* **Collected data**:
=-=-=-=-=
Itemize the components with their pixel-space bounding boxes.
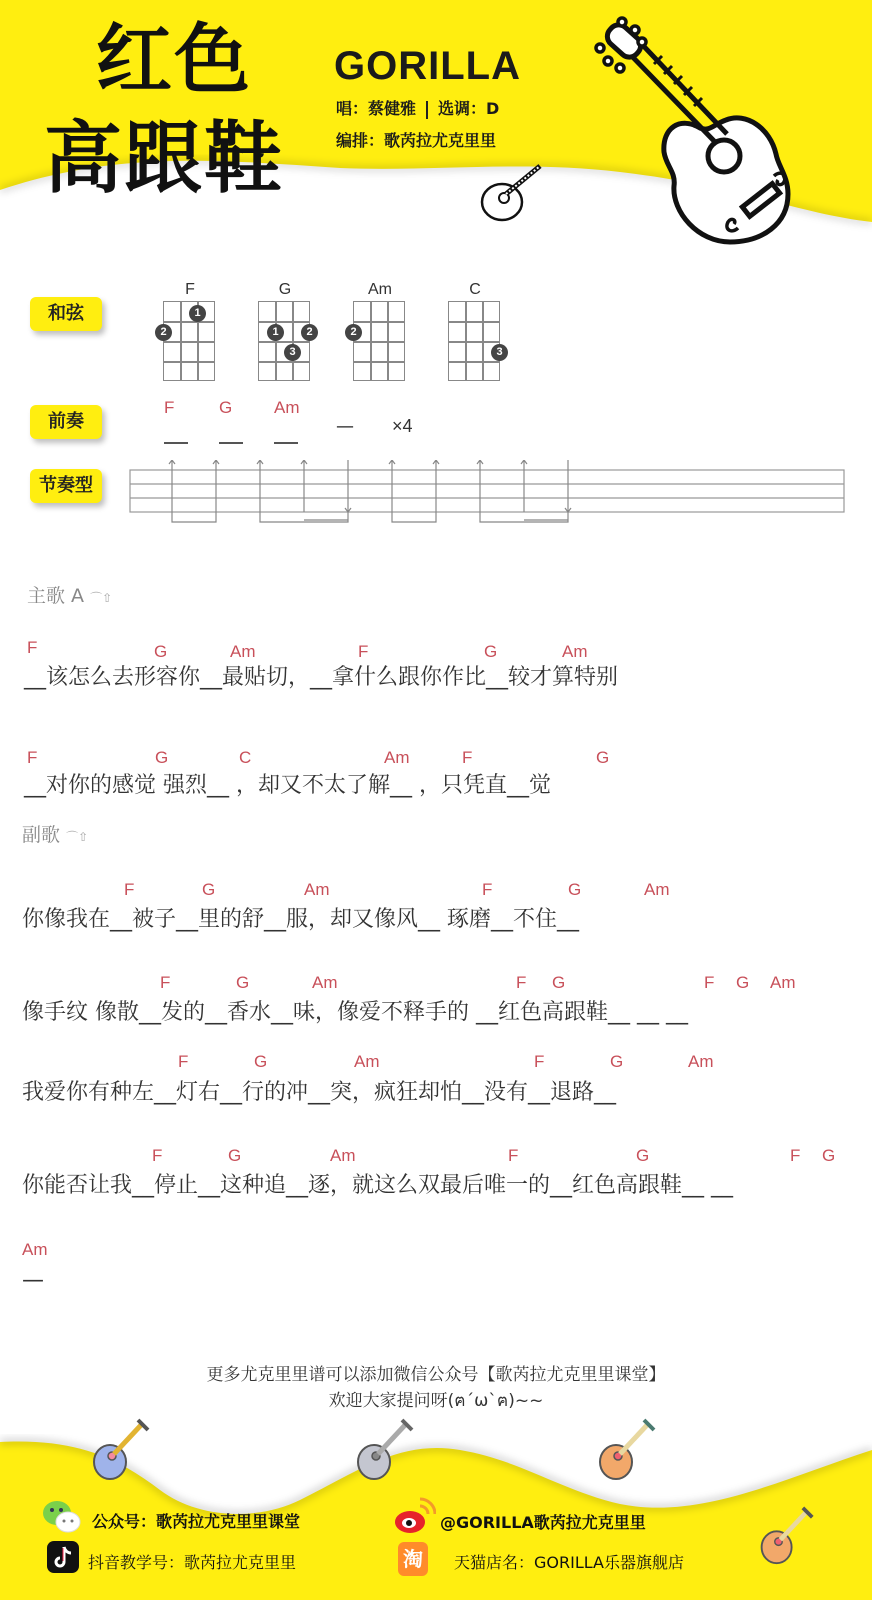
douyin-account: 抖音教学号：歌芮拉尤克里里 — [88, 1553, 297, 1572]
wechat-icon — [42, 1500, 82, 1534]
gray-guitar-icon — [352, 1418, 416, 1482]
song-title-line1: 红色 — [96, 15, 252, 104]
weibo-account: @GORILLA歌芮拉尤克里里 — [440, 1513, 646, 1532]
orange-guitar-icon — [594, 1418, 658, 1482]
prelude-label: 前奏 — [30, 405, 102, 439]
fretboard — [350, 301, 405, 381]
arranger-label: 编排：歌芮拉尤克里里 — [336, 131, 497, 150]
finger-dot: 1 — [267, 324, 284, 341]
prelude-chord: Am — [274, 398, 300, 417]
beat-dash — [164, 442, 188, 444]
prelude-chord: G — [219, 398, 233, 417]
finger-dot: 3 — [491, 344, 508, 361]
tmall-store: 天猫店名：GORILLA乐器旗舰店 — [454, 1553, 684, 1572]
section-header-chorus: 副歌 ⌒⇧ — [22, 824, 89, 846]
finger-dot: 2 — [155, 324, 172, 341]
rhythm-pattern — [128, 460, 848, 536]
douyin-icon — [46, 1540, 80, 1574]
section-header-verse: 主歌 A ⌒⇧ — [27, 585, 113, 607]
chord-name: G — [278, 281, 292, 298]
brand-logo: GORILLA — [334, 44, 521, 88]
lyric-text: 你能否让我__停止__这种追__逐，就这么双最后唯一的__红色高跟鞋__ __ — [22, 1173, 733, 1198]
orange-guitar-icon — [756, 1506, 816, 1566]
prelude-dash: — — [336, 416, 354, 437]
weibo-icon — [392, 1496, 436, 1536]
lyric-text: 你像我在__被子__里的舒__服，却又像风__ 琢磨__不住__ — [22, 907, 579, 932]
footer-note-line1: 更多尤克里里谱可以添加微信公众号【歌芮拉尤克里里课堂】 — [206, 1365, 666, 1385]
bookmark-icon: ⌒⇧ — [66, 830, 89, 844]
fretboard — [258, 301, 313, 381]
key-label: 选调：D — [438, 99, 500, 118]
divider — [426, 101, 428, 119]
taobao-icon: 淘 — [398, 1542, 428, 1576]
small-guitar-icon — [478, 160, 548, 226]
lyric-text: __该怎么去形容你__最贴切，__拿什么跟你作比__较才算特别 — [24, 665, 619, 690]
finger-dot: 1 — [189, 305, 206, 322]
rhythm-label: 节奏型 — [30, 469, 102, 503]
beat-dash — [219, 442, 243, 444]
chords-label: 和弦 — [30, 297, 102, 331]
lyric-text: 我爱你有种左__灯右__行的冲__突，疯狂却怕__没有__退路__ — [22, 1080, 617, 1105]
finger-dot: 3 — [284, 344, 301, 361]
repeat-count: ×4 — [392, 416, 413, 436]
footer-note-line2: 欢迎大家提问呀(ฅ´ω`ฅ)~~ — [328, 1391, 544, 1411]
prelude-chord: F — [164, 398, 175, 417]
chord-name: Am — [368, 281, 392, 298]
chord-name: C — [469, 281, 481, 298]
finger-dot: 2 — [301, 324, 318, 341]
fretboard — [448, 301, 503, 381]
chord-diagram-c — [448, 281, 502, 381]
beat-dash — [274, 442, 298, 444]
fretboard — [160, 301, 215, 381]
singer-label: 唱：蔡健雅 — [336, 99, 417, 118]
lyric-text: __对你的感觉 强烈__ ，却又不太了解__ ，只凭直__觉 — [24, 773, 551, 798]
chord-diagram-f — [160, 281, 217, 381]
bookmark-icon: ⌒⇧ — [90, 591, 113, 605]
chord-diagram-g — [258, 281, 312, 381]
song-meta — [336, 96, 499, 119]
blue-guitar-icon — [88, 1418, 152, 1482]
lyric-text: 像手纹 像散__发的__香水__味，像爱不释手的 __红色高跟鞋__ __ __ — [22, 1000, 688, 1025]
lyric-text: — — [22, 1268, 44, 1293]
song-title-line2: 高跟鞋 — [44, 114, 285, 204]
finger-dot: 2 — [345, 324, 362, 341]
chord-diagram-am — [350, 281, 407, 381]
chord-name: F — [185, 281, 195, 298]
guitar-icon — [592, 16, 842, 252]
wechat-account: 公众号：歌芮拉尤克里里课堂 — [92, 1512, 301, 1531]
=-=-=-=-=
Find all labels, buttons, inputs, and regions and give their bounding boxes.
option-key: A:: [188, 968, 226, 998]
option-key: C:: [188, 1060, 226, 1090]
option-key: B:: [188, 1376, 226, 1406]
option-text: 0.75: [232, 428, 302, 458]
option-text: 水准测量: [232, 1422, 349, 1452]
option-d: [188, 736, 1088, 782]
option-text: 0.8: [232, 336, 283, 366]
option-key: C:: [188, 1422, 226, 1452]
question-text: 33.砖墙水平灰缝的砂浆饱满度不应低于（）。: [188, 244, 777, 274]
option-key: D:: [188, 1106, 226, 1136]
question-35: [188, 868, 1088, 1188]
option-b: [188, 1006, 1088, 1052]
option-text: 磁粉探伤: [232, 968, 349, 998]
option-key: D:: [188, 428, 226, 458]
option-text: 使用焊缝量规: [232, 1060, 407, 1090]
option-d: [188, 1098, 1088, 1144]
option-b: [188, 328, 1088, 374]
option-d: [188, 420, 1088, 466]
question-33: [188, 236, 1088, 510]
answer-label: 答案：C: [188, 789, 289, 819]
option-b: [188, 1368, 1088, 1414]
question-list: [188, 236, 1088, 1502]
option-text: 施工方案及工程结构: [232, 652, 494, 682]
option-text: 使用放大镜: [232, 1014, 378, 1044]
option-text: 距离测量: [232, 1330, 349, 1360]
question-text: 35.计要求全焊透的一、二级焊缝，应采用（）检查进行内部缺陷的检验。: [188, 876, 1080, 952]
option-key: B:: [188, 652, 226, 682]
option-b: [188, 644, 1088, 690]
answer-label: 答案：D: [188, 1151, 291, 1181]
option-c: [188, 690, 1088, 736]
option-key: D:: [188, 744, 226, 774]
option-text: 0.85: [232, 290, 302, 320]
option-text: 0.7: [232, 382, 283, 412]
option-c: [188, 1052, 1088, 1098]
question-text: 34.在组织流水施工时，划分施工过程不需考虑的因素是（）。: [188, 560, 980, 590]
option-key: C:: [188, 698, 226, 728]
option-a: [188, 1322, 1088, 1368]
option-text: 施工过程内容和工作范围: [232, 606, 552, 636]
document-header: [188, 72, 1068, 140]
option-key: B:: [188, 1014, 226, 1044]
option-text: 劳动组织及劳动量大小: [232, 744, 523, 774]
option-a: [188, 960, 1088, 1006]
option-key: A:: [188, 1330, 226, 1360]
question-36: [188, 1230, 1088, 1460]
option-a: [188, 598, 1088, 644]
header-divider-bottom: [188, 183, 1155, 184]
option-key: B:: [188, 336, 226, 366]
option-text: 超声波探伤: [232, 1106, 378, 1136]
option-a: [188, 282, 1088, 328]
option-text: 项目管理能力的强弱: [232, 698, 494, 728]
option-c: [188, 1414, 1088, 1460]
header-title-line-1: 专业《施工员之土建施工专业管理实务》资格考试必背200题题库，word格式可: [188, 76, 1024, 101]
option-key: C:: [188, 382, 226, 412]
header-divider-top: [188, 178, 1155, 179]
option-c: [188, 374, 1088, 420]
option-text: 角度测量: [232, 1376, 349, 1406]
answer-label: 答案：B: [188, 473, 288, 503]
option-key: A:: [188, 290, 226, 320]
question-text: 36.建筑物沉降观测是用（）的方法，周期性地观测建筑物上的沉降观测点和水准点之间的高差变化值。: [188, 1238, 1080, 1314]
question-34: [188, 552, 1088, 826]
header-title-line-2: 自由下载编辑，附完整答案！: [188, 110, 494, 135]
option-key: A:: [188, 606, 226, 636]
=-=-=-=-=
* **Task brief**:
Show each line of the collected data that contains the string "dash".

* **Final result**:
beat-dash — [164, 442, 188, 444]
prelude-dash: — — [336, 416, 354, 437]
beat-dash — [219, 442, 243, 444]
beat-dash — [274, 442, 298, 444]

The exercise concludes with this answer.